_Text for analysis_
3. Important Sections / Files

  • package.json (the core manifest file) Key sections:

    • "name" / "version": Package identity.
    • "dependencies": Runtime deps.
    • "devDependencies": Development deps.
    • "scripts": Custom CLI commands (e.g., "start": "node server.js").
    • "engines": Required Node.js/npm versions.
    • "main" / "exports": Entry points.
    • "peerDependencies": Dependencies expected from user.
  • package-lock.json

    • Auto-generated.
    • Locks exact dependency versions for reproducible installs.
  • .npmrc

    • Config file for registry URLs, authentication, caching, etc.

4. Modern Way of Working with npm

  • Use lockfiles (package-lock.json) for reproducibility.

  • Prefer npx (runs a package without installing globally).

  • Use workspaces ("workspaces": ["packages/*"]) for multi-package monorepos.

  • Use ESM ("type": "module") instead of CommonJS when possible.

  • Alternative package managers:

    • Yarn → Faster, better dependency resolution (Plug’n’Play).
    • pnpm → Efficient storage (single copy of packages, symlinks into projects).
    • bun (emerging) → All-in-one runtime, package manager, bundler.

5. Build Systems npm Integrates With

npm is a package manager, but integrates with JavaScript build tools:

  • webpack → Bundler (packages JS, CSS, assets into bundles).
  • Rollup → Optimized for libraries & tree-shaking.
  • Parcel / Vite → Fast, zero-config bundlers/dev servers.
  • esbuild / swc → Next-gen compilers (written in Go/Rust for speed).

Comparison of Package Managers

FeaturenpmYarn (Berry)pnpm
Lockfilepackage-lock.jsonyarn.lockpnpm-lock.yaml
Speed (Cold Install)ModerateFasterVery fast
Disk UsageHigh (node_modules bloat)Lower (PnP option)Very low (symlinked store)
Monorepo SupportWorkspacesWorkspacesWorkspaces
AdoptionVery highMediumGrowing fast

6. Creating Optimized Builds with npm

  • Dependency Management

    • Pin versions ("dependencies": {"lib": "1.2.3"}) for stability.
    • Use lockfiles in version control.
    • Remove unused packages (npm prune, depcheck).
  • Performance

    • Use npm ci (clean install from lockfile) in CI/CD for speed & reproducibility.
    • Cache ~/.npm in CI pipelines.
    • Prefer --production flag to skip devDependencies in production builds.
  • Security

    • Run npm audit to check vulnerabilities.
    • Use npm audit fix or manually patch versions.
  • Optimized Bundling

    • Use tree-shaking bundlers (webpack, Rollup, Vite).
    • Split code into chunks for faster load times.
    • Minify and compress assets (Terser, esbuild).
  • Monorepo Optimization

    • Use npm workspaces or switch to pnpm/Yarn for large-scale projects.

_Information provided_

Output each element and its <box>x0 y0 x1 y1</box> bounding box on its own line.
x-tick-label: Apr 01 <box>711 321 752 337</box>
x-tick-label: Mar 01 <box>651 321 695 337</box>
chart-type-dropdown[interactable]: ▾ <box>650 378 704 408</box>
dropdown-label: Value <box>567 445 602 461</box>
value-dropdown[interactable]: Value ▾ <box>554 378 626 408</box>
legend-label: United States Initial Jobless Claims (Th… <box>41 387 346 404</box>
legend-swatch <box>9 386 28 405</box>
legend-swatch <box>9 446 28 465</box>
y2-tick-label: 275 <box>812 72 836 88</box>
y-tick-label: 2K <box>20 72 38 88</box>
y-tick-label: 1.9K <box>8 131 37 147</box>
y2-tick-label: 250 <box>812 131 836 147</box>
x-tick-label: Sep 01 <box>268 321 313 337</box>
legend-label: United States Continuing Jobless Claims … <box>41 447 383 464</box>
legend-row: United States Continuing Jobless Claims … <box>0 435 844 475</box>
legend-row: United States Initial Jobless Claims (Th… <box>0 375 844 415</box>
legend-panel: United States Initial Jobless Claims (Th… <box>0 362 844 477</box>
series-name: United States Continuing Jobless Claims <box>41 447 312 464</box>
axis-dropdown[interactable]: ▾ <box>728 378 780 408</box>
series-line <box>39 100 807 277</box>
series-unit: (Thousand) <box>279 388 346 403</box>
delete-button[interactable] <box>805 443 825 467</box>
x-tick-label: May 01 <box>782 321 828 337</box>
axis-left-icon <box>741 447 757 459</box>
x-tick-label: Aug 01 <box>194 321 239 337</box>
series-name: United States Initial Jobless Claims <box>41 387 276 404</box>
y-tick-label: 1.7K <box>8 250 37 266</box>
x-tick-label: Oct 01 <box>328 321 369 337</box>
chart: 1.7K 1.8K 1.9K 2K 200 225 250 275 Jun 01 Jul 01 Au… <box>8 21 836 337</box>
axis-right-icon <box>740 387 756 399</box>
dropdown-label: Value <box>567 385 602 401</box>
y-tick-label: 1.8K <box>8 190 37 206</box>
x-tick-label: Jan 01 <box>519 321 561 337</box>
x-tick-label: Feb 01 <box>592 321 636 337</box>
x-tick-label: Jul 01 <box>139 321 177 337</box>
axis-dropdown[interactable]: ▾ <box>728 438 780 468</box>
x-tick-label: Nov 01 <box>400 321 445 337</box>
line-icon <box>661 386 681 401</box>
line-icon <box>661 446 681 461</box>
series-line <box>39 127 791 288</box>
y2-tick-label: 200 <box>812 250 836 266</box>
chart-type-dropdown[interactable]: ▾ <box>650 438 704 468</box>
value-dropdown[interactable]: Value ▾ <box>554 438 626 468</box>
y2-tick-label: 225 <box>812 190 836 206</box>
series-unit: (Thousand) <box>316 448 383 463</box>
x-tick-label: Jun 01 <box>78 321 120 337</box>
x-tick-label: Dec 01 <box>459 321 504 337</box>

_Exercise_
Return, word for word, the part of the npm notes that opens with the words containing "6. Creating Optimized" and closes with "in version control.".

_Answer section_
6. Creating Optimized Builds with npm

  • Dependency Management

    • Pin versions ("dependencies": {"lib": "1.2.3"}) for stability.
    • Use lockfiles in version control.